• [Work to be completed] Find every line in the records that holds the string "Куверманс". Copy each one.

==== Supplied records ====

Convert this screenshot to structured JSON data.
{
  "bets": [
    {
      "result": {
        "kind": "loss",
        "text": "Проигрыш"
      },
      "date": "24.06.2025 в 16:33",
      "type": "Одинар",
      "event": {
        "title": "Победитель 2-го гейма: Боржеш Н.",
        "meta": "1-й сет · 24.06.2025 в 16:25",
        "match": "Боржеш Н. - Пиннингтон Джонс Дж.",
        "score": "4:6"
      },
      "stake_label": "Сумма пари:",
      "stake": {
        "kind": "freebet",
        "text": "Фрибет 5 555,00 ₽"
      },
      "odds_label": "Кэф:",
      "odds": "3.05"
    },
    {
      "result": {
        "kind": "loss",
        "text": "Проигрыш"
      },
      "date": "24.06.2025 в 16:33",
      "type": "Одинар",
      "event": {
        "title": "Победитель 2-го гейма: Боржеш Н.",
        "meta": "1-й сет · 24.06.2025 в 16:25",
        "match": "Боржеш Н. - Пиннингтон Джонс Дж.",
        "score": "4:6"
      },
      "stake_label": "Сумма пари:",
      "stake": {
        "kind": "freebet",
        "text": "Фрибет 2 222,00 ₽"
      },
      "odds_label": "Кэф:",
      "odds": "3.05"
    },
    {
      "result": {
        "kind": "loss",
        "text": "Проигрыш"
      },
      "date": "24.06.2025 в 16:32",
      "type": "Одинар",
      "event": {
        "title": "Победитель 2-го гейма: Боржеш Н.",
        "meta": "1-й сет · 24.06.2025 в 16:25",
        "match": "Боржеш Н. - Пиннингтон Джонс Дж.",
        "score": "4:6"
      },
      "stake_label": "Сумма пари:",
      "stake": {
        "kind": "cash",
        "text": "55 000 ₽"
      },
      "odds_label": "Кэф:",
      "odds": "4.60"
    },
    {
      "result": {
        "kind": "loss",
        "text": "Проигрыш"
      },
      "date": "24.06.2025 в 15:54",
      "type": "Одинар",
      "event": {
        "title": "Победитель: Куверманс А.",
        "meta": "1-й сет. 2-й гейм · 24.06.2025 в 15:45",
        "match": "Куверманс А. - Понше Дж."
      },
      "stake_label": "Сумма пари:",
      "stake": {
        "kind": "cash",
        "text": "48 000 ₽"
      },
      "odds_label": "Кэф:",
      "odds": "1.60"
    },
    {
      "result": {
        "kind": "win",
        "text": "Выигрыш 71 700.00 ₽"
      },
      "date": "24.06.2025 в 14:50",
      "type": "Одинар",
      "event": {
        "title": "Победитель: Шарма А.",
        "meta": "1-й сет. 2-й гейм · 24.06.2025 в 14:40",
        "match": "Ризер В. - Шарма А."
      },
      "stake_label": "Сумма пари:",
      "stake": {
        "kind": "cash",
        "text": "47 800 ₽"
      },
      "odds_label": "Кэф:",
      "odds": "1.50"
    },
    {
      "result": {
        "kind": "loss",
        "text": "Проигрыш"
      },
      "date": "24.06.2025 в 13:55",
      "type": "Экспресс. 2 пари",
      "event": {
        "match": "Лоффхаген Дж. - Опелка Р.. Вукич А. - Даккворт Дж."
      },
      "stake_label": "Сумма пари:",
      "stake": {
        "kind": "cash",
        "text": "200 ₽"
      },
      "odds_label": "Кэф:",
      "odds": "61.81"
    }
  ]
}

====

• [Solution]
        "title": "Победитель: Куверманс А.",
        "match": "Куверманс А. - Понше Дж."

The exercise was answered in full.